*** Opening Exercise data ***
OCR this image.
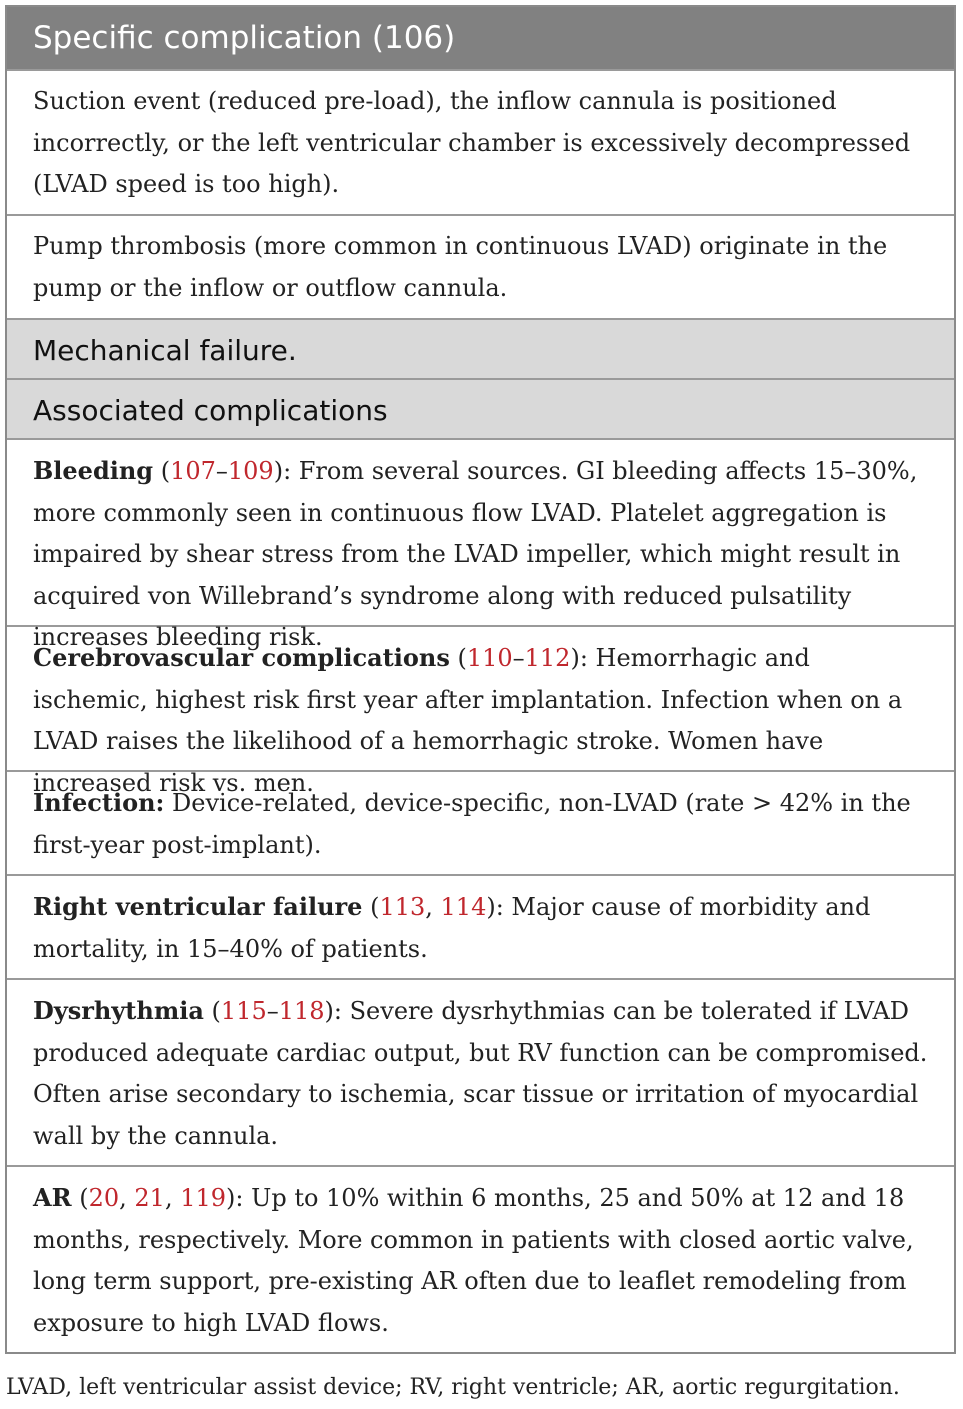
Specific complication (106)
Suction event (reduced pre-load), the inflow cannula is positioned incorrectly, or the left ventricular chamber is excessively decompressed (LVAD speed is too high).
Pump thrombosis (more common in continuous LVAD) originate in the pump or the inflow or outflow cannula.
Mechanical failure.
Associated complications
Bleeding (107–109): From several sources. GI bleeding affects 15–30%, more commonly seen in continuous flow LVAD. Platelet aggregation is impaired by shear stress from the LVAD impeller, which might result in acquired von Willebrand’s syndrome along with reduced pulsatility increases bleeding risk.
Cerebrovascular complications (110–112): Hemorrhagic and ischemic, highest risk first year after implantation. Infection when on a LVAD raises the likelihood of a hemorrhagic stroke. Women have increased risk vs. men.
Infection: Device-related, device-specific, non-LVAD (rate > 42% in the first-year post-implant).
Right ventricular failure (113, 114): Major cause of morbidity and mortality, in 15–40% of patients.
Dysrhythmia (115–118): Severe dysrhythmias can be tolerated if LVAD produced adequate cardiac output, but RV function can be compromised. Often arise secondary to ischemia, scar tissue or irritation of myocardial wall by the cannula.
AR (20, 21, 119): Up to 10% within 6 months, 25 and 50% at 12 and 18 months, respectively. More common in patients with closed aortic valve, long term support, pre-existing AR often due to leaflet remodeling from exposure to high LVAD flows.
LVAD, left ventricular assist device; RV, right ventricle; AR, aortic regurgitation.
*** Closing Exercise data ***
Assignment →
With "complications" as the string to match, show every line of the entries above that has it.

Solved problem →
Associated complications
Cerebrovascular complications (110–112): Hemorrhagic and ischemic, highest risk first year after implantation. Infection when on a LVAD raises the likelihood of a hemorrhagic stroke. Women have increased risk vs. men.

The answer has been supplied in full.